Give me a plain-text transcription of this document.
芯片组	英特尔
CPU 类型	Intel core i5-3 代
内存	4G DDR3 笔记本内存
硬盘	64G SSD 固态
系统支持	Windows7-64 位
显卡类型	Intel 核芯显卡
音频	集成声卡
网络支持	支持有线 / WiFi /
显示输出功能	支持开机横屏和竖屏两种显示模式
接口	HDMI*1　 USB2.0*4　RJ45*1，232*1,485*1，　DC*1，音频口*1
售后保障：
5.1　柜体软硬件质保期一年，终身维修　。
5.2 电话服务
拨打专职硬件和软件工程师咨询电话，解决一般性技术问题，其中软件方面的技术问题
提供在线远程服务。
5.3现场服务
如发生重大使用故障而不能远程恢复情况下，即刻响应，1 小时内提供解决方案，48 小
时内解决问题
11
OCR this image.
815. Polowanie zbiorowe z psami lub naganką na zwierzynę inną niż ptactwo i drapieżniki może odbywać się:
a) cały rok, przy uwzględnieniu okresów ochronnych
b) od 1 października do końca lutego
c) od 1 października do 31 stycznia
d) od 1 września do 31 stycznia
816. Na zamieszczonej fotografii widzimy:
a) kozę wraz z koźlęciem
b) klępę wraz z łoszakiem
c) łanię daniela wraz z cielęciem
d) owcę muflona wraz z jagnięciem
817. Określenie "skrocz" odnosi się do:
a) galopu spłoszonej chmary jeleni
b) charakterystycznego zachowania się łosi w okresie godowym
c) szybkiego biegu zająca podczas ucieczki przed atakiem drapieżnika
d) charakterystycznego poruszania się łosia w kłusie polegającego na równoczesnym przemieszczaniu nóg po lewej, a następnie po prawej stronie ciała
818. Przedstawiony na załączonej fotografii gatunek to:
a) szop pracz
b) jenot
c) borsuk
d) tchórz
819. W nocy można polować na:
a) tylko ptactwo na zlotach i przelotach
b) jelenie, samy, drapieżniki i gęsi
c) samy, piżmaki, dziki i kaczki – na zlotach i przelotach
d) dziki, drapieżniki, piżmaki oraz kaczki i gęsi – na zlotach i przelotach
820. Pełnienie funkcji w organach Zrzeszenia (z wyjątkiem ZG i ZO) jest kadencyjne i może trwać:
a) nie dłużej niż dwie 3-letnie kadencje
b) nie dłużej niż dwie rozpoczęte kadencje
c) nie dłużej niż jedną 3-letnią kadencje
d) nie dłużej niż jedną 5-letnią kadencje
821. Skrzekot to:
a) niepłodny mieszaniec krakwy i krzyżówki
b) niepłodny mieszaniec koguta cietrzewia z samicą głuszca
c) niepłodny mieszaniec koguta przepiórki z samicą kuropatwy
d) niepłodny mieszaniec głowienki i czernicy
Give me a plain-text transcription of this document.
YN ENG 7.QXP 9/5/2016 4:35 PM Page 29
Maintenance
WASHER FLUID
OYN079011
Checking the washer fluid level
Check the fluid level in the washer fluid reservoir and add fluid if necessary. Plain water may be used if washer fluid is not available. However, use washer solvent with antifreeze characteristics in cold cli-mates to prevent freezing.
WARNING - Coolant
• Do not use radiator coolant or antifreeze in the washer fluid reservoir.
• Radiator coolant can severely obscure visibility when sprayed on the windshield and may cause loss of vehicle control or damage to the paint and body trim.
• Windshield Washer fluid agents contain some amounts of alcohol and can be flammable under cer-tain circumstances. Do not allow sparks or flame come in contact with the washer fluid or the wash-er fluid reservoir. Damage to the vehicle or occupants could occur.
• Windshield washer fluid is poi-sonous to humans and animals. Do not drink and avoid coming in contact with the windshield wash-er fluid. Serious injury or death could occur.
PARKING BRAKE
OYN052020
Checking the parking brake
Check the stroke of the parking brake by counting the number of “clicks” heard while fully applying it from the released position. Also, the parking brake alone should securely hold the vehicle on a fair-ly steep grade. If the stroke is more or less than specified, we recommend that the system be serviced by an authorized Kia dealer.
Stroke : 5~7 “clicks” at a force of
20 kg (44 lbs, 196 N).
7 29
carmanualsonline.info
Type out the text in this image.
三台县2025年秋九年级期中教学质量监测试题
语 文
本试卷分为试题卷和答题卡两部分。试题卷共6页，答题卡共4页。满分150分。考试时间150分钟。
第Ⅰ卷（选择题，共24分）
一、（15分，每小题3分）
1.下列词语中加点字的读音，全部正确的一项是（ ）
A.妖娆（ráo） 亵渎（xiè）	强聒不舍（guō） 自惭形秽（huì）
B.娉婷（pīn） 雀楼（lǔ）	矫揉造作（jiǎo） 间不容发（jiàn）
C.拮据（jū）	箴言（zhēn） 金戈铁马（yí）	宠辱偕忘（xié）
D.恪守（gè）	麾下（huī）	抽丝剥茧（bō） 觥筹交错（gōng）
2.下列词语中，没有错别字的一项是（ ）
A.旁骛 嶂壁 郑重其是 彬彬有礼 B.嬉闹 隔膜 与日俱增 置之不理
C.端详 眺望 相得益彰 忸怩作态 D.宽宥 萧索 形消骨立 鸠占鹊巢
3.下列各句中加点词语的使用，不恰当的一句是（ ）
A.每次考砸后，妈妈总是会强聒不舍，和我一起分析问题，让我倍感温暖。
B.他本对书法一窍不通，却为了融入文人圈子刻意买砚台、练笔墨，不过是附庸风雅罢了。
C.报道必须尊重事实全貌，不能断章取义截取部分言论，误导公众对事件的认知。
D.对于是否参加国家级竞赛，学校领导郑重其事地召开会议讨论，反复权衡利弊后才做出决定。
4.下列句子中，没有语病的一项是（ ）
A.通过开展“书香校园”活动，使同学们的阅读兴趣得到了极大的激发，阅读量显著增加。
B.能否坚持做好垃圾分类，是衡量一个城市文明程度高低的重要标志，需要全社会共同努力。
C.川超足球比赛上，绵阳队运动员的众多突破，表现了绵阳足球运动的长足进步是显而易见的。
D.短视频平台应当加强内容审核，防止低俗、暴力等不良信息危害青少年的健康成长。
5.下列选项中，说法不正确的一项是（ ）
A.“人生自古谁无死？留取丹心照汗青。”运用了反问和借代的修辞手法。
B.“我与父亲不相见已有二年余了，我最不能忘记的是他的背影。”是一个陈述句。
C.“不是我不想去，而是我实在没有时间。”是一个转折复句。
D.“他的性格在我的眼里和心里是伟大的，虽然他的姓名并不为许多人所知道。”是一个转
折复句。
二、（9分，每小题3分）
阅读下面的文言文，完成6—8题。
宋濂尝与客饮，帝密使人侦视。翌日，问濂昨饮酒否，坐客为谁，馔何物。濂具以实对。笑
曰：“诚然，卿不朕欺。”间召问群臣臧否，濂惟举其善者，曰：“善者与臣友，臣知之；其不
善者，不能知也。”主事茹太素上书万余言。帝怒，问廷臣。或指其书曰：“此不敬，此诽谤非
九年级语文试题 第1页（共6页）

------

-- What you should do --
Find the string "this" in the records, then copy each line where it occurs.

-- Exercise result --
Give me a plain-text transcription of this document.
OCR this image.
Give me a plain-text transcription of this document.
Type out the text in this image.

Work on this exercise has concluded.